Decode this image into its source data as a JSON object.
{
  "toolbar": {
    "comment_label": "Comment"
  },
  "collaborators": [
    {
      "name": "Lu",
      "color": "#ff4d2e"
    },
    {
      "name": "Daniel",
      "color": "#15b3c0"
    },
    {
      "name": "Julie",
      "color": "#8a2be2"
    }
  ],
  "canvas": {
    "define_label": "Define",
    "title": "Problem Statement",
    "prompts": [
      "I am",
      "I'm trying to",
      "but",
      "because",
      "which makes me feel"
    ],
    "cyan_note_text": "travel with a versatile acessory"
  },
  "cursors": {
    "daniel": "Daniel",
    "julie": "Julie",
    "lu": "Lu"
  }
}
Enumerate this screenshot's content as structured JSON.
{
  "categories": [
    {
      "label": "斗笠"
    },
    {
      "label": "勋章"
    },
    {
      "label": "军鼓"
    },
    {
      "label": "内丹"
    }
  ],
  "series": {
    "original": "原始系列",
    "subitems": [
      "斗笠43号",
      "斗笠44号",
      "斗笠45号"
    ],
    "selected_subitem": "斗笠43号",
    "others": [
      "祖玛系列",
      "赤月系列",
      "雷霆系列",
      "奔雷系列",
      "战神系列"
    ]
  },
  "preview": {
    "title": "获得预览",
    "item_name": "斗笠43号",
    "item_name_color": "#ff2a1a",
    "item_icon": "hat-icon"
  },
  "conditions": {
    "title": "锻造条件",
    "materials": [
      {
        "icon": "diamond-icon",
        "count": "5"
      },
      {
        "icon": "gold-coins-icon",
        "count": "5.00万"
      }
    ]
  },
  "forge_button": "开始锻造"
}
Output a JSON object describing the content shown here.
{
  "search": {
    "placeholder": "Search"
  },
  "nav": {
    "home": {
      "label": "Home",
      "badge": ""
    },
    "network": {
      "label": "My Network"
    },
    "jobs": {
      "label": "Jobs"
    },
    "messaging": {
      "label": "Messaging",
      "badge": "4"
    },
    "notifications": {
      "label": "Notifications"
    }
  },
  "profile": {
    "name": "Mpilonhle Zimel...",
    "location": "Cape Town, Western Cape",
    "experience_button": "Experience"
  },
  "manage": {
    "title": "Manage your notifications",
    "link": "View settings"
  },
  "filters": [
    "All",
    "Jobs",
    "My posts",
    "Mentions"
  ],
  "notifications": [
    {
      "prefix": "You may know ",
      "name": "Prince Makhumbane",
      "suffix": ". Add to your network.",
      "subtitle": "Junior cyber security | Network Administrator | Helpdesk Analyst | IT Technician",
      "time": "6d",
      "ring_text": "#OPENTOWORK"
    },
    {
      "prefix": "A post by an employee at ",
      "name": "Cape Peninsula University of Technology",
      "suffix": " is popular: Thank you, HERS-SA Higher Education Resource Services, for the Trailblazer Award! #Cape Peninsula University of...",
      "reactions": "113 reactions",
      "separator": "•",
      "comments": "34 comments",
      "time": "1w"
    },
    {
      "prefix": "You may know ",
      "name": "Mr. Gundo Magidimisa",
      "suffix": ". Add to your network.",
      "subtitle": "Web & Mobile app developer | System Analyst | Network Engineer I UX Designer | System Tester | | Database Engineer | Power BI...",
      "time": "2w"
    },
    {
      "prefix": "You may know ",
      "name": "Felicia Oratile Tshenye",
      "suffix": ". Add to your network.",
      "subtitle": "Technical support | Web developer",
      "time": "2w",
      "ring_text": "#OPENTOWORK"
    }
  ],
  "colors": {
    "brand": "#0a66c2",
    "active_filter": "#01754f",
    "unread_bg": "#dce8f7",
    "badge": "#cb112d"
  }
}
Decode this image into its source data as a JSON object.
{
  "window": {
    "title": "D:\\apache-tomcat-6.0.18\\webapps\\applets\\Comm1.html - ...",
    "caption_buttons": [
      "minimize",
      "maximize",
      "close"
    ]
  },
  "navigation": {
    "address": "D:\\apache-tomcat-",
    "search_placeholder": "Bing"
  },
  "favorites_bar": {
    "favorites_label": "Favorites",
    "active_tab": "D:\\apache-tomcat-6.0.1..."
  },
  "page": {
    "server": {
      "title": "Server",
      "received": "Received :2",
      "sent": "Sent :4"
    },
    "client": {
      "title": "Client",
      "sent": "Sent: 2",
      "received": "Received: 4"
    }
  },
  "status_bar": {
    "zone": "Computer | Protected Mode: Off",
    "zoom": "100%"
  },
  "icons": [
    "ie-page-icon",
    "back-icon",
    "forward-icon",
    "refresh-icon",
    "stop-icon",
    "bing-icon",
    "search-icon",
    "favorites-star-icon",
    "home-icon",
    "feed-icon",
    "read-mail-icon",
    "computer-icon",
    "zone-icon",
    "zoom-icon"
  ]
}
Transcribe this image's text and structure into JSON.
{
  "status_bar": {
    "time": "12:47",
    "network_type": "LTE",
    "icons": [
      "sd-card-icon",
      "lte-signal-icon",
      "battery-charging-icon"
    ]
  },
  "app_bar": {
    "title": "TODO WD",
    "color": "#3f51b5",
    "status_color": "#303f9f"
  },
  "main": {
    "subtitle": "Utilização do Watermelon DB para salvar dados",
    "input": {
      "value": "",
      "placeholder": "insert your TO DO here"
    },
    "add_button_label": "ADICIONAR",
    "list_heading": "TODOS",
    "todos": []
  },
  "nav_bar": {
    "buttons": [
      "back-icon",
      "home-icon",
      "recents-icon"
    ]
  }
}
_ _ _ _
● **Requirement**: Say only how many lines in the records carry the word "Peninsula".

● **Task output**: 2